Supplied information »
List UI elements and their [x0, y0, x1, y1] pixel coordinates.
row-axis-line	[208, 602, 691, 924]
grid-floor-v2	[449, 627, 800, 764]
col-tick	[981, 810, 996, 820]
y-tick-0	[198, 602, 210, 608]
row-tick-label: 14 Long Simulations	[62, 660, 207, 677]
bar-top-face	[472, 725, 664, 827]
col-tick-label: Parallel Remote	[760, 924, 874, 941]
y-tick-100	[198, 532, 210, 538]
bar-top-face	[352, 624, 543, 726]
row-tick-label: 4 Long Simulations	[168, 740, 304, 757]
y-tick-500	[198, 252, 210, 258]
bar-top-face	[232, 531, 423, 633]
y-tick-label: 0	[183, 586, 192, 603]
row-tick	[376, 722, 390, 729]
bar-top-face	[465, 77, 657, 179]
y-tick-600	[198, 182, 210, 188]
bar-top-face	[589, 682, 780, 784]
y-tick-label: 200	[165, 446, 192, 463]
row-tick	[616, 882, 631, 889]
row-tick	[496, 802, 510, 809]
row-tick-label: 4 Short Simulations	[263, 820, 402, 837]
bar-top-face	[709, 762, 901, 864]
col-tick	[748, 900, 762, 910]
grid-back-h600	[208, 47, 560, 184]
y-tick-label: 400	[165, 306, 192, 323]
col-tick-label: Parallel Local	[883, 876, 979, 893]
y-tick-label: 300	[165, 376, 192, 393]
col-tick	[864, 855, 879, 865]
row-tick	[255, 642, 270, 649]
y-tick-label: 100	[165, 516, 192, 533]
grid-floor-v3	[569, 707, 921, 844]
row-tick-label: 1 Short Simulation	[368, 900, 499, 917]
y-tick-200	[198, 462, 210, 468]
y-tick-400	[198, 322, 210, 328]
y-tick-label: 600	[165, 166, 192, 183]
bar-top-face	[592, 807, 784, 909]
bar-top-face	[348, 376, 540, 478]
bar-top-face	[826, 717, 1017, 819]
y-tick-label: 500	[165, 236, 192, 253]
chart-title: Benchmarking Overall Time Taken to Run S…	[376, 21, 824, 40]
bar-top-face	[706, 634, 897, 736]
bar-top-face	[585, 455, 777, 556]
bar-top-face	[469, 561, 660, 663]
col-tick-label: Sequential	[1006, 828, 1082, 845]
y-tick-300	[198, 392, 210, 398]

What is needed »
Reproduce all lines of the entries above, substituting "bar-cap" for every occurrence of "bar-top-face" and leaving everything else unchanged.

Exercise result »
List UI elements and their [x0, y0, x1, y1] pixel coordinates.
row-axis-line	[208, 602, 691, 924]
grid-floor-v2	[449, 627, 800, 764]
col-tick	[981, 810, 996, 820]
y-tick-0	[198, 602, 210, 608]
row-tick-label: 14 Long Simulations	[62, 660, 207, 677]
bar-cap	[472, 725, 664, 827]
col-tick-label: Parallel Remote	[760, 924, 874, 941]
y-tick-100	[198, 532, 210, 538]
bar-cap	[352, 624, 543, 726]
row-tick-label: 4 Long Simulations	[168, 740, 304, 757]
y-tick-500	[198, 252, 210, 258]
bar-cap	[232, 531, 423, 633]
y-tick-label: 0	[183, 586, 192, 603]
row-tick	[376, 722, 390, 729]
bar-cap	[465, 77, 657, 179]
y-tick-600	[198, 182, 210, 188]
bar-cap	[589, 682, 780, 784]
y-tick-label: 200	[165, 446, 192, 463]
row-tick	[616, 882, 631, 889]
row-tick	[496, 802, 510, 809]
row-tick-label: 4 Short Simulations	[263, 820, 402, 837]
bar-cap	[709, 762, 901, 864]
col-tick	[748, 900, 762, 910]
grid-back-h600	[208, 47, 560, 184]
y-tick-label: 400	[165, 306, 192, 323]
col-tick-label: Parallel Local	[883, 876, 979, 893]
y-tick-label: 300	[165, 376, 192, 393]
col-tick	[864, 855, 879, 865]
row-tick	[255, 642, 270, 649]
y-tick-label: 100	[165, 516, 192, 533]
grid-floor-v3	[569, 707, 921, 844]
row-tick-label: 1 Short Simulation	[368, 900, 499, 917]
y-tick-200	[198, 462, 210, 468]
y-tick-400	[198, 322, 210, 328]
y-tick-label: 600	[165, 166, 192, 183]
bar-cap	[592, 807, 784, 909]
bar-cap	[348, 376, 540, 478]
bar-cap	[826, 717, 1017, 819]
y-tick-label: 500	[165, 236, 192, 253]
chart-title: Benchmarking Overall Time Taken to Run S…	[376, 21, 824, 40]
bar-cap	[706, 634, 897, 736]
bar-cap	[585, 455, 777, 556]
bar-cap	[469, 561, 660, 663]
col-tick-label: Sequential	[1006, 828, 1082, 845]
y-tick-300	[198, 392, 210, 398]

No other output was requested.